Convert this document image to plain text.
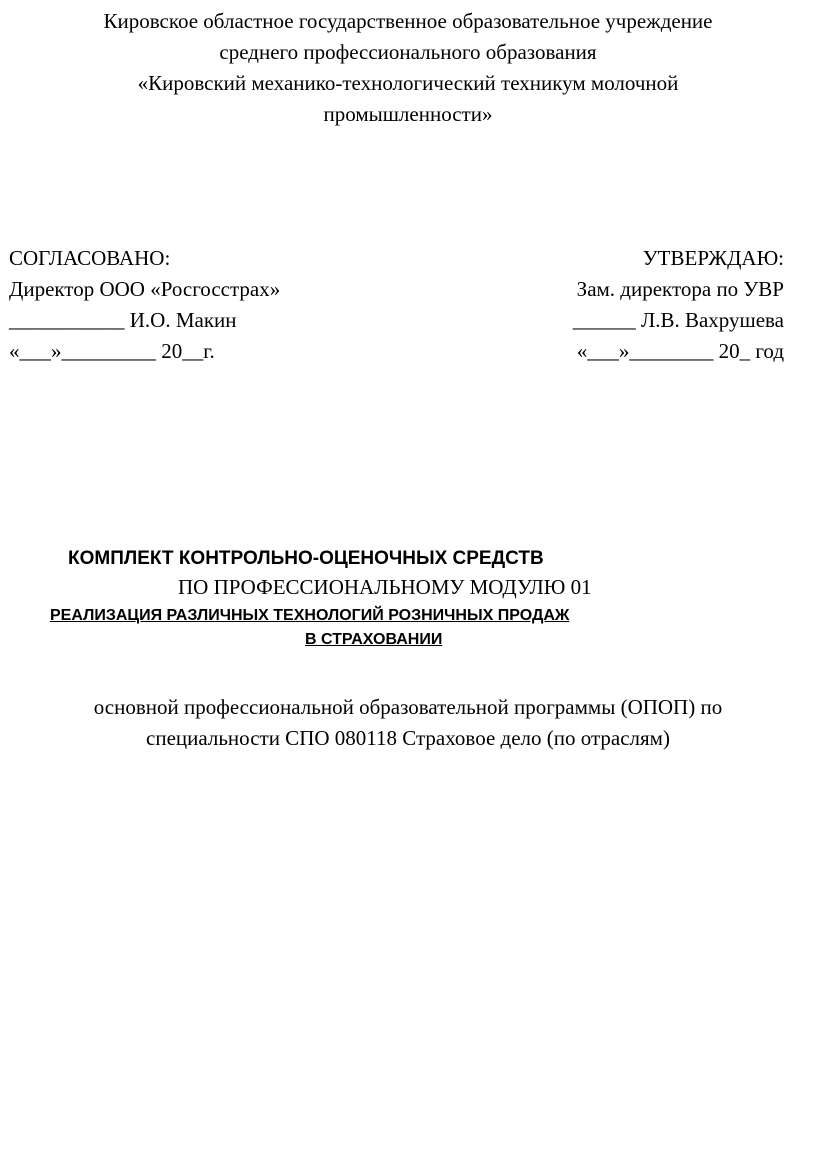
Кировское областное государственное образовательное учреждение
среднего профессионального образования
«Кировский механико-технологический техникум молочной
промышленности»
СОГЛАСОВАНО:
Директор ООО «Росгосстрах»
___________ И.О. Макин
«___»_________ 20__г.
УТВЕРЖДАЮ:
Зам. директора по УВР
______ Л.В. Вахрушева
«___»________ 20_ год
КОМПЛЕКТ КОНТРОЛЬНО-ОЦЕНОЧНЫХ СРЕДСТВ
ПО ПРОФЕССИОНАЛЬНОМУ МОДУЛЮ 01
РЕАЛИЗАЦИЯ РАЗЛИЧНЫХ ТЕХНОЛОГИЙ РОЗНИЧНЫХ ПРОДАЖ
В СТРАХОВАНИИ
основной профессиональной образовательной программы (ОПОП) по
специальности СПО 080118 Страховое дело (по отраслям)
========================================
#### [Description of the task]
Your copy of the data should match it exactly, except that pictures are left out.

#### [Expected answer]
Convert this document image to plain text.
Кировское областное государственное образовательное учреждение
среднего профессионального образования
«Кировский механико-технологический техникум молочной
промышленности»
СОГЛАСОВАНО:
Директор ООО «Росгосстрах»
___________ И.О. Макин
«___»_________ 20__г.
УТВЕРЖДАЮ:
Зам. директора по УВР
______ Л.В. Вахрушева
«___»________ 20_ год
КОМПЛЕКТ КОНТРОЛЬНО-ОЦЕНОЧНЫХ СРЕДСТВ
ПО ПРОФЕССИОНАЛЬНОМУ МОДУЛЮ 01
РЕАЛИЗАЦИЯ РАЗЛИЧНЫХ ТЕХНОЛОГИЙ РОЗНИЧНЫХ ПРОДАЖ
В СТРАХОВАНИИ
основной профессиональной образовательной программы (ОПОП) по
специальности СПО 080118 Страховое дело (по отраслям)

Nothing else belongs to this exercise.